# INSTRUCTION
What is the number of lines in the entries below that include the word "下次测试生效"? Provide the number only.
-- Start of RECORD LIST --
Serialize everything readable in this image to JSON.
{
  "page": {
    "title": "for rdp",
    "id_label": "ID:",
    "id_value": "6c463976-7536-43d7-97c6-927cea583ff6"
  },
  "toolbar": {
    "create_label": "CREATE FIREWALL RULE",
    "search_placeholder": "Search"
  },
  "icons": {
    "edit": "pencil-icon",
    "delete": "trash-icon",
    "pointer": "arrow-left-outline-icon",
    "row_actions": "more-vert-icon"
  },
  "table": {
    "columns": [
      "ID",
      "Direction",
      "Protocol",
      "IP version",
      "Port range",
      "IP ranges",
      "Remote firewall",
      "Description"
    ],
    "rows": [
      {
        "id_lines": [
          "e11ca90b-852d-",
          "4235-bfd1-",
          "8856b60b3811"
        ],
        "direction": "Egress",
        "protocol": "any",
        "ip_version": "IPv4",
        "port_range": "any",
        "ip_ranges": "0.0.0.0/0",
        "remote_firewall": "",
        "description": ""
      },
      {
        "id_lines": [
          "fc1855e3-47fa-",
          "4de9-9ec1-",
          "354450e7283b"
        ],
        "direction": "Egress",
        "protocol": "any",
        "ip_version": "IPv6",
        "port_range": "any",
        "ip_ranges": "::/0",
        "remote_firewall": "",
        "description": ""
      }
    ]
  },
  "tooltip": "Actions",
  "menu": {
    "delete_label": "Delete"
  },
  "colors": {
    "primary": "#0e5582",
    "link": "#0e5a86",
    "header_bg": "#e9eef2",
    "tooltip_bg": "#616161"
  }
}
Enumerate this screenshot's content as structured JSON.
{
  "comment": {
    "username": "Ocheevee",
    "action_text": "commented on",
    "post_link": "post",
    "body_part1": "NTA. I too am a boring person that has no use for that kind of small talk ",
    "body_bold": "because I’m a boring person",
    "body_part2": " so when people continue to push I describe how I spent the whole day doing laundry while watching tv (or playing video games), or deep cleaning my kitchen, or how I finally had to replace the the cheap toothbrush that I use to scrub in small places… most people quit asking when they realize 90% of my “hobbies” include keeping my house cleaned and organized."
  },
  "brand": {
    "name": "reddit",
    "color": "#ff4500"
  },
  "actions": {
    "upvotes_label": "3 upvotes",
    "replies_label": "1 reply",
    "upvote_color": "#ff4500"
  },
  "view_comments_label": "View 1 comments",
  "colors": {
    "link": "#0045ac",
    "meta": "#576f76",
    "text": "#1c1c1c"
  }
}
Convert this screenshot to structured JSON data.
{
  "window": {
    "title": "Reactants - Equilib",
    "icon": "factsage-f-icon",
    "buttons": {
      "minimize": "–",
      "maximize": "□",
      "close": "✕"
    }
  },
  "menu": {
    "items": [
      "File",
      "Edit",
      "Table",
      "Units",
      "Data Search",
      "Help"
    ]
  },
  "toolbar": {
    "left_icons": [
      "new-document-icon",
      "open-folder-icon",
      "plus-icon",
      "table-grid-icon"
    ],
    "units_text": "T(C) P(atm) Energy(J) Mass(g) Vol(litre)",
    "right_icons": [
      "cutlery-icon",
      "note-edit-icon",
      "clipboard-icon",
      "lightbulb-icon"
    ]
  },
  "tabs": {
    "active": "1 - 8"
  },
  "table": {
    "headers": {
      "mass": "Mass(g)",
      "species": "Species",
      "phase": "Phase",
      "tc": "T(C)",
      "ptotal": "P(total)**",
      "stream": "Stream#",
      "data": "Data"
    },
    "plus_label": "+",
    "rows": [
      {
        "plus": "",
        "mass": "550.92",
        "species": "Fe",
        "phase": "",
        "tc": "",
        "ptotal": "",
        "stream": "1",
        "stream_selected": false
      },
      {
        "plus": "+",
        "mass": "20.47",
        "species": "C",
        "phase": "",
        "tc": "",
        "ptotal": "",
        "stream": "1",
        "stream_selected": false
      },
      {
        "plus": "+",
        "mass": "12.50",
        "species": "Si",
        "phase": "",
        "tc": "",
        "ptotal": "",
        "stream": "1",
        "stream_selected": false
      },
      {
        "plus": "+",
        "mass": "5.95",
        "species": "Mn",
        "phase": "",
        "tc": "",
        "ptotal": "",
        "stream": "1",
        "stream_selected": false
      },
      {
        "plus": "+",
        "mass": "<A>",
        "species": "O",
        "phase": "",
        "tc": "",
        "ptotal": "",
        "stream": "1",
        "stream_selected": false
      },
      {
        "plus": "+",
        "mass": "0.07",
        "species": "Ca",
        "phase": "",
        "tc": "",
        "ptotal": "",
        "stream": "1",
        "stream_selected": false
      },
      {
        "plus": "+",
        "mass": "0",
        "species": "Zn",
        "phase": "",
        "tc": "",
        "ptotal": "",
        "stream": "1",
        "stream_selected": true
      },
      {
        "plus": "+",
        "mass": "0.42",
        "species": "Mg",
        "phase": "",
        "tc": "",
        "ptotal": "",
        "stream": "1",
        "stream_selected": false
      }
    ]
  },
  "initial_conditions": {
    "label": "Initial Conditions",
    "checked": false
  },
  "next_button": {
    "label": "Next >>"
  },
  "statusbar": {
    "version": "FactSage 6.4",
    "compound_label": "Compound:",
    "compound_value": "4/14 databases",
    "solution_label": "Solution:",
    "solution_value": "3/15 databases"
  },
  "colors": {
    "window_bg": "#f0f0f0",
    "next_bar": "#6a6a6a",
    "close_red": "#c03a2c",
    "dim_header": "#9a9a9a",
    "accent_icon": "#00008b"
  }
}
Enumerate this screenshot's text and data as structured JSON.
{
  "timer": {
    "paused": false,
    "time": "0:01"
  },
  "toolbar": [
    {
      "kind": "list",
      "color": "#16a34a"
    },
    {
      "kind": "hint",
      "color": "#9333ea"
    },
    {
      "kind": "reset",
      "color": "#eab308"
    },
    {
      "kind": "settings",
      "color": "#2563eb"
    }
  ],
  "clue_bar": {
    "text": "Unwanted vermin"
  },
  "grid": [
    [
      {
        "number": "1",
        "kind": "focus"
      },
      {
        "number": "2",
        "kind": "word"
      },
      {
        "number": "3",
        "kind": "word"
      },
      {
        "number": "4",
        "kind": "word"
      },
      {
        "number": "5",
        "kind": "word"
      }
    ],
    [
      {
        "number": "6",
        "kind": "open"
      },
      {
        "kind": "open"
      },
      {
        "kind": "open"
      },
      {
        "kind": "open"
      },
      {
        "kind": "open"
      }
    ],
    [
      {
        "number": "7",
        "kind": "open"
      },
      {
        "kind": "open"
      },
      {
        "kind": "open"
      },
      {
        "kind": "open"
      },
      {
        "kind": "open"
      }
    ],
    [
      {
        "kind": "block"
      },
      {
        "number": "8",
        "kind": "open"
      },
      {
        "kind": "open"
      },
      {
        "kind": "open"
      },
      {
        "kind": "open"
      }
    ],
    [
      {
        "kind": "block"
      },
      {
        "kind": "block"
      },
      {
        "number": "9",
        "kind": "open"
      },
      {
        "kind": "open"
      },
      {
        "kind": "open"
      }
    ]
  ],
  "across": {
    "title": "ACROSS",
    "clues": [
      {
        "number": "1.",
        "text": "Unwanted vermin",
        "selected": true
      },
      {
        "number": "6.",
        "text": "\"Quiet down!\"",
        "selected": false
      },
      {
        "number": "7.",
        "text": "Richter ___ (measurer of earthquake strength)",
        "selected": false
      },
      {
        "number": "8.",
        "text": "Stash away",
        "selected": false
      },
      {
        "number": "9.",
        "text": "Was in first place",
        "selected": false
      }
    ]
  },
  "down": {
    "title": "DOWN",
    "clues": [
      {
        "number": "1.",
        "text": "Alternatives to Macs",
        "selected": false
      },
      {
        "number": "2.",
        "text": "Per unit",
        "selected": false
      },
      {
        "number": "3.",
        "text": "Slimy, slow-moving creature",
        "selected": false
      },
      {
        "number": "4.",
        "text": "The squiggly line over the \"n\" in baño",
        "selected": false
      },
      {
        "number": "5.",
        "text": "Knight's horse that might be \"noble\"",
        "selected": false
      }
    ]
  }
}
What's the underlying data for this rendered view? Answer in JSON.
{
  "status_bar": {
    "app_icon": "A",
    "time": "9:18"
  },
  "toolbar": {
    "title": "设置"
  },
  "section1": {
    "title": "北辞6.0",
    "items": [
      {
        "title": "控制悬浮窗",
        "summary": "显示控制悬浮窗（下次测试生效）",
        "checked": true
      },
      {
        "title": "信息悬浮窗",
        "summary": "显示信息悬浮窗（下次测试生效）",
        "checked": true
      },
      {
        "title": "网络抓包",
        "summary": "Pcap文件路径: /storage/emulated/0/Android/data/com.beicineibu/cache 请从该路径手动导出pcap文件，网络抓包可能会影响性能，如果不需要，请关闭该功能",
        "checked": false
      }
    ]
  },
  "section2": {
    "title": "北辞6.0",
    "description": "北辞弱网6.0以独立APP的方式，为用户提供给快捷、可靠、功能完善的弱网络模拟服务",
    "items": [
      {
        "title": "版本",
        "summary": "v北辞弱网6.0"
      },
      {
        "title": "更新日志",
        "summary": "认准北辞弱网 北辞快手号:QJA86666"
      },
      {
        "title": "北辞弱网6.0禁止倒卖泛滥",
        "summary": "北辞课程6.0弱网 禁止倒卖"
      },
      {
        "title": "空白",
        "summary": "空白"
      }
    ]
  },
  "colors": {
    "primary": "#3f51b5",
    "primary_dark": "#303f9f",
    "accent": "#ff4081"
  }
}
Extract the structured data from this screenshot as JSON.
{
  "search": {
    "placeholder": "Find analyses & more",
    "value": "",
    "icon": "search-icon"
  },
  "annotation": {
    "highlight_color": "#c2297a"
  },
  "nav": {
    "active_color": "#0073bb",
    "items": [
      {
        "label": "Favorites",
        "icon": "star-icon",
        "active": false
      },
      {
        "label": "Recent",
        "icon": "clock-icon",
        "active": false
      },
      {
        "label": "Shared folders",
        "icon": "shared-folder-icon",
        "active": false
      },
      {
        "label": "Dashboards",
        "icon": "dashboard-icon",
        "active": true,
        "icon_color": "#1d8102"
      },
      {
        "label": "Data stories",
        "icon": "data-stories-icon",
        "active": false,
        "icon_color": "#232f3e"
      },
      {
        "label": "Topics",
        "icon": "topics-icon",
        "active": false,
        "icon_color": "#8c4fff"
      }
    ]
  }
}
-- End of RECORD LIST --
# EXERCISE RESULT
2